## start Recorded data

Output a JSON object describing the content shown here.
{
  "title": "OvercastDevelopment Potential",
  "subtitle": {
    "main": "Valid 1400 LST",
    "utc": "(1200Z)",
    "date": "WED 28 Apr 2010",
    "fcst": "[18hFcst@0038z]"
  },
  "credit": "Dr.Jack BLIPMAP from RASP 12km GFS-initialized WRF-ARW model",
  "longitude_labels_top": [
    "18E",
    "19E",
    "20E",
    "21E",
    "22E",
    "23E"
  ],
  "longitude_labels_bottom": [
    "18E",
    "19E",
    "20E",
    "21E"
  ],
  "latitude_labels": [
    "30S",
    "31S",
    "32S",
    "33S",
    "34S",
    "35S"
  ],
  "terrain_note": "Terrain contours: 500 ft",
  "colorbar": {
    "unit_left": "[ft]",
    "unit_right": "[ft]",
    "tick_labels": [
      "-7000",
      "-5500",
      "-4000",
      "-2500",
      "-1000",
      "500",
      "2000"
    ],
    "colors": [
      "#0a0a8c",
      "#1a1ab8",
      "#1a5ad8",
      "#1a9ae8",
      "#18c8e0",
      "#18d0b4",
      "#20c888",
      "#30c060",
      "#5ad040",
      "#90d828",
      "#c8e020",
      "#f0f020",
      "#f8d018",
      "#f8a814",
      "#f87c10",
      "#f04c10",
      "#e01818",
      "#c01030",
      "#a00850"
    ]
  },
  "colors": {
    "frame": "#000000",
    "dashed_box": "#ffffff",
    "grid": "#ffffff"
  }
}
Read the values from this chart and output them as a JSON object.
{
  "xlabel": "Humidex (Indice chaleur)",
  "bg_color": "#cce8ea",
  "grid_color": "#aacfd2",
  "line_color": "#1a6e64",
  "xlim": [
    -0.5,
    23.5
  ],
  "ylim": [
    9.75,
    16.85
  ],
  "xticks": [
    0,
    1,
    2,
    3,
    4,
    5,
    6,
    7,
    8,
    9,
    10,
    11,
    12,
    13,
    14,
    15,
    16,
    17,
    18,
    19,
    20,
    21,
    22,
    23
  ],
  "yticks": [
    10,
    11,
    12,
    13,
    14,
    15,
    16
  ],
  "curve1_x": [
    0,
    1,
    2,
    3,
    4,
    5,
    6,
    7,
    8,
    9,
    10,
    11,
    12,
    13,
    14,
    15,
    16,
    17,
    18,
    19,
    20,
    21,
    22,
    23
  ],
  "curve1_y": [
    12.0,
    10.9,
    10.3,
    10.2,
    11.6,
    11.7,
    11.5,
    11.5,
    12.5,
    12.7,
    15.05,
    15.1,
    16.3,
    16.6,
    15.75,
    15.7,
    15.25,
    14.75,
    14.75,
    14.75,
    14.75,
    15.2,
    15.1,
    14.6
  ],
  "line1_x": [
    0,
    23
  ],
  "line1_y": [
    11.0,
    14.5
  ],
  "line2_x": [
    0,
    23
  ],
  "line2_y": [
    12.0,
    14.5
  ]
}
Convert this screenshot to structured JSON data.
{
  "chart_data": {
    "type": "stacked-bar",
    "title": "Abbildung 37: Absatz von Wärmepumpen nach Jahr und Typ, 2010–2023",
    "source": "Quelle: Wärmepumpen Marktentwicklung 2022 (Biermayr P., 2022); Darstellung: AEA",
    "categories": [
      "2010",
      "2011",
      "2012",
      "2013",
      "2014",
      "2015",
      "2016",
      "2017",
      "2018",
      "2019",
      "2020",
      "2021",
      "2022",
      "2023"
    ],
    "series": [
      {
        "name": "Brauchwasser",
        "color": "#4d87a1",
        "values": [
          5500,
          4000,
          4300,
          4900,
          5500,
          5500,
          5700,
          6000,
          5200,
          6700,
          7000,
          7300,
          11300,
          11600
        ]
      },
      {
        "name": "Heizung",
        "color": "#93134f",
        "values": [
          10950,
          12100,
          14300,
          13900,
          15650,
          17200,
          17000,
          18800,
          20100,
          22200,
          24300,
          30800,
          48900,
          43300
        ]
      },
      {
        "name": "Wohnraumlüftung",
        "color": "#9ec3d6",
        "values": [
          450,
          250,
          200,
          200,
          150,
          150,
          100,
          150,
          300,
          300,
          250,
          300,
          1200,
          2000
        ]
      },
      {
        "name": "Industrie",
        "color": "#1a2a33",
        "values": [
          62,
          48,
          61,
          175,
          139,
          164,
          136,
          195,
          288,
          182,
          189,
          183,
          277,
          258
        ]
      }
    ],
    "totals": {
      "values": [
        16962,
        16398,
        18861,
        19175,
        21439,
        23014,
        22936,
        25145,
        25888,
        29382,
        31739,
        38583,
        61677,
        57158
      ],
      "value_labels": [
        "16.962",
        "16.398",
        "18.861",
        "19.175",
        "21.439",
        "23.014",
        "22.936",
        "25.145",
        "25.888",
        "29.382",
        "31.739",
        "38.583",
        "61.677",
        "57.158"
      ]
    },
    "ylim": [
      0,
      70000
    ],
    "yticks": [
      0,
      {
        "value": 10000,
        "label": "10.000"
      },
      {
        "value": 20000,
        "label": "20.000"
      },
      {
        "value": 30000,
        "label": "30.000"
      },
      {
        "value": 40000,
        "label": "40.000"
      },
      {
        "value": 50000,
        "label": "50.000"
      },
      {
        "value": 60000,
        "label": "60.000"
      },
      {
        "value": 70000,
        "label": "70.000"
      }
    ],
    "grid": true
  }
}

## end Recorded data

*Your goal*:
Show the data once more, exactly as it was written.

*Written response*:
Output a JSON object describing the content shown here.
{
  "title": "OvercastDevelopment Potential",
  "subtitle": {
    "main": "Valid 1400 LST",
    "utc": "(1200Z)",
    "date": "WED 28 Apr 2010",
    "fcst": "[18hFcst@0038z]"
  },
  "credit": "Dr.Jack BLIPMAP from RASP 12km GFS-initialized WRF-ARW model",
  "longitude_labels_top": [
    "18E",
    "19E",
    "20E",
    "21E",
    "22E",
    "23E"
  ],
  "longitude_labels_bottom": [
    "18E",
    "19E",
    "20E",
    "21E"
  ],
  "latitude_labels": [
    "30S",
    "31S",
    "32S",
    "33S",
    "34S",
    "35S"
  ],
  "terrain_note": "Terrain contours: 500 ft",
  "colorbar": {
    "unit_left": "[ft]",
    "unit_right": "[ft]",
    "tick_labels": [
      "-7000",
      "-5500",
      "-4000",
      "-2500",
      "-1000",
      "500",
      "2000"
    ],
    "colors": [
      "#0a0a8c",
      "#1a1ab8",
      "#1a5ad8",
      "#1a9ae8",
      "#18c8e0",
      "#18d0b4",
      "#20c888",
      "#30c060",
      "#5ad040",
      "#90d828",
      "#c8e020",
      "#f0f020",
      "#f8d018",
      "#f8a814",
      "#f87c10",
      "#f04c10",
      "#e01818",
      "#c01030",
      "#a00850"
    ]
  },
  "colors": {
    "frame": "#000000",
    "dashed_box": "#ffffff",
    "grid": "#ffffff"
  }
}
Read the values from this chart and output them as a JSON object.
{
  "xlabel": "Humidex (Indice chaleur)",
  "bg_color": "#cce8ea",
  "grid_color": "#aacfd2",
  "line_color": "#1a6e64",
  "xlim": [
    -0.5,
    23.5
  ],
  "ylim": [
    9.75,
    16.85
  ],
  "xticks": [
    0,
    1,
    2,
    3,
    4,
    5,
    6,
    7,
    8,
    9,
    10,
    11,
    12,
    13,
    14,
    15,
    16,
    17,
    18,
    19,
    20,
    21,
    22,
    23
  ],
  "yticks": [
    10,
    11,
    12,
    13,
    14,
    15,
    16
  ],
  "curve1_x": [
    0,
    1,
    2,
    3,
    4,
    5,
    6,
    7,
    8,
    9,
    10,
    11,
    12,
    13,
    14,
    15,
    16,
    17,
    18,
    19,
    20,
    21,
    22,
    23
  ],
  "curve1_y": [
    12.0,
    10.9,
    10.3,
    10.2,
    11.6,
    11.7,
    11.5,
    11.5,
    12.5,
    12.7,
    15.05,
    15.1,
    16.3,
    16.6,
    15.75,
    15.7,
    15.25,
    14.75,
    14.75,
    14.75,
    14.75,
    15.2,
    15.1,
    14.6
  ],
  "line1_x": [
    0,
    23
  ],
  "line1_y": [
    11.0,
    14.5
  ],
  "line2_x": [
    0,
    23
  ],
  "line2_y": [
    12.0,
    14.5
  ]
}
Convert this screenshot to structured JSON data.
{
  "chart_data": {
    "type": "stacked-bar",
    "title": "Abbildung 37: Absatz von Wärmepumpen nach Jahr und Typ, 2010–2023",
    "source": "Quelle: Wärmepumpen Marktentwicklung 2022 (Biermayr P., 2022); Darstellung: AEA",
    "categories": [
      "2010",
      "2011",
      "2012",
      "2013",
      "2014",
      "2015",
      "2016",
      "2017",
      "2018",
      "2019",
      "2020",
      "2021",
      "2022",
      "2023"
    ],
    "series": [
      {
        "name": "Brauchwasser",
        "color": "#4d87a1",
        "values": [
          5500,
          4000,
          4300,
          4900,
          5500,
          5500,
          5700,
          6000,
          5200,
          6700,
          7000,
          7300,
          11300,
          11600
        ]
      },
      {
        "name": "Heizung",
        "color": "#93134f",
        "values": [
          10950,
          12100,
          14300,
          13900,
          15650,
          17200,
          17000,
          18800,
          20100,
          22200,
          24300,
          30800,
          48900,
          43300
        ]
      },
      {
        "name": "Wohnraumlüftung",
        "color": "#9ec3d6",
        "values": [
          450,
          250,
          200,
          200,
          150,
          150,
          100,
          150,
          300,
          300,
          250,
          300,
          1200,
          2000
        ]
      },
      {
        "name": "Industrie",
        "color": "#1a2a33",
        "values": [
          62,
          48,
          61,
          175,
          139,
          164,
          136,
          195,
          288,
          182,
          189,
          183,
          277,
          258
        ]
      }
    ],
    "totals": {
      "values": [
        16962,
        16398,
        18861,
        19175,
        21439,
        23014,
        22936,
        25145,
        25888,
        29382,
        31739,
        38583,
        61677,
        57158
      ],
      "value_labels": [
        "16.962",
        "16.398",
        "18.861",
        "19.175",
        "21.439",
        "23.014",
        "22.936",
        "25.145",
        "25.888",
        "29.382",
        "31.739",
        "38.583",
        "61.677",
        "57.158"
      ]
    },
    "ylim": [
      0,
      70000
    ],
    "yticks": [
      0,
      {
        "value": 10000,
        "label": "10.000"
      },
      {
        "value": 20000,
        "label": "20.000"
      },
      {
        "value": 30000,
        "label": "30.000"
      },
      {
        "value": 40000,
        "label": "40.000"
      },
      {
        "value": 50000,
        "label": "50.000"
      },
      {
        "value": 60000,
        "label": "60.000"
      },
      {
        "value": 70000,
        "label": "70.000"
      }
    ],
    "grid": true
  }
}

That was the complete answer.